— BEGIN Provided records —

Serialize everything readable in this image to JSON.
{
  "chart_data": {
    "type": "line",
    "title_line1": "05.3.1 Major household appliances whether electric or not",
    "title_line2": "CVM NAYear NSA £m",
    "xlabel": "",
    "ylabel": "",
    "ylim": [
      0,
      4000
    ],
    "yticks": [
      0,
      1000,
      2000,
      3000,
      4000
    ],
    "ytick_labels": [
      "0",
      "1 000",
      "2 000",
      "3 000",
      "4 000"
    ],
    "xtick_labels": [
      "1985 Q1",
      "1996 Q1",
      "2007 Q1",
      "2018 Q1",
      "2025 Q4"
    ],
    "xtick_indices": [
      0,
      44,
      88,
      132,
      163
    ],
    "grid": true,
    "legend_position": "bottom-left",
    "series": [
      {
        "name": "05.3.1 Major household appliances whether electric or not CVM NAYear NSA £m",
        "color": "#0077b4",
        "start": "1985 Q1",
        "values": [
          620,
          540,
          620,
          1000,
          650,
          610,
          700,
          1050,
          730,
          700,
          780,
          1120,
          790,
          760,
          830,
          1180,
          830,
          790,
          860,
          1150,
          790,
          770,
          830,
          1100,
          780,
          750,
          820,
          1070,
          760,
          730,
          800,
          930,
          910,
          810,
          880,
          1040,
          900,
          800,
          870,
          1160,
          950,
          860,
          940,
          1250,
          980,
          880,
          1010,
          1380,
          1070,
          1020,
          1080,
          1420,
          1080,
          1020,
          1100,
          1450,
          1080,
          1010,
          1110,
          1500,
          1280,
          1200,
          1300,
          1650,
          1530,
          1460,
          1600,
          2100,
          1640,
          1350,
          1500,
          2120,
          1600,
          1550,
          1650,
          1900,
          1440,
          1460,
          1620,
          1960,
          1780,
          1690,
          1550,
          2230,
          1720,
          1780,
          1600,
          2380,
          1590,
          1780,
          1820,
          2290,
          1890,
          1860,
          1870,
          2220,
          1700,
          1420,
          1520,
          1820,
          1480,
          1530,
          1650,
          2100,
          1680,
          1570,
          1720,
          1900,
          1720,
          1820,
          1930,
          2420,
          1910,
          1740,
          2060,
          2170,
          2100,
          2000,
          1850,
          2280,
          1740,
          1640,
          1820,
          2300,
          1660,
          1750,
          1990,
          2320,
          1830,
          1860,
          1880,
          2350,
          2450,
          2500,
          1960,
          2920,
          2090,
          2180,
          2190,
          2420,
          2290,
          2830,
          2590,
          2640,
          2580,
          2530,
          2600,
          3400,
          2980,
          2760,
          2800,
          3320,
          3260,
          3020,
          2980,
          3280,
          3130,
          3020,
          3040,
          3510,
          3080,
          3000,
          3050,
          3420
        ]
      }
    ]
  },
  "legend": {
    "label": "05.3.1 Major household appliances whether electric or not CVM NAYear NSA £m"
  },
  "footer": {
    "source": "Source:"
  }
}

— END Provided records —

= Prompt =
Identify every line above with the string "electric" in it. Copy those lines.

= Reply =
    "title_line1": "05.3.1 Major household appliances whether electric or not",
        "name": "05.3.1 Major household appliances whether electric or not CVM NAYear NSA £m",
    "label": "05.3.1 Major household appliances whether electric or not CVM NAYear NSA £m"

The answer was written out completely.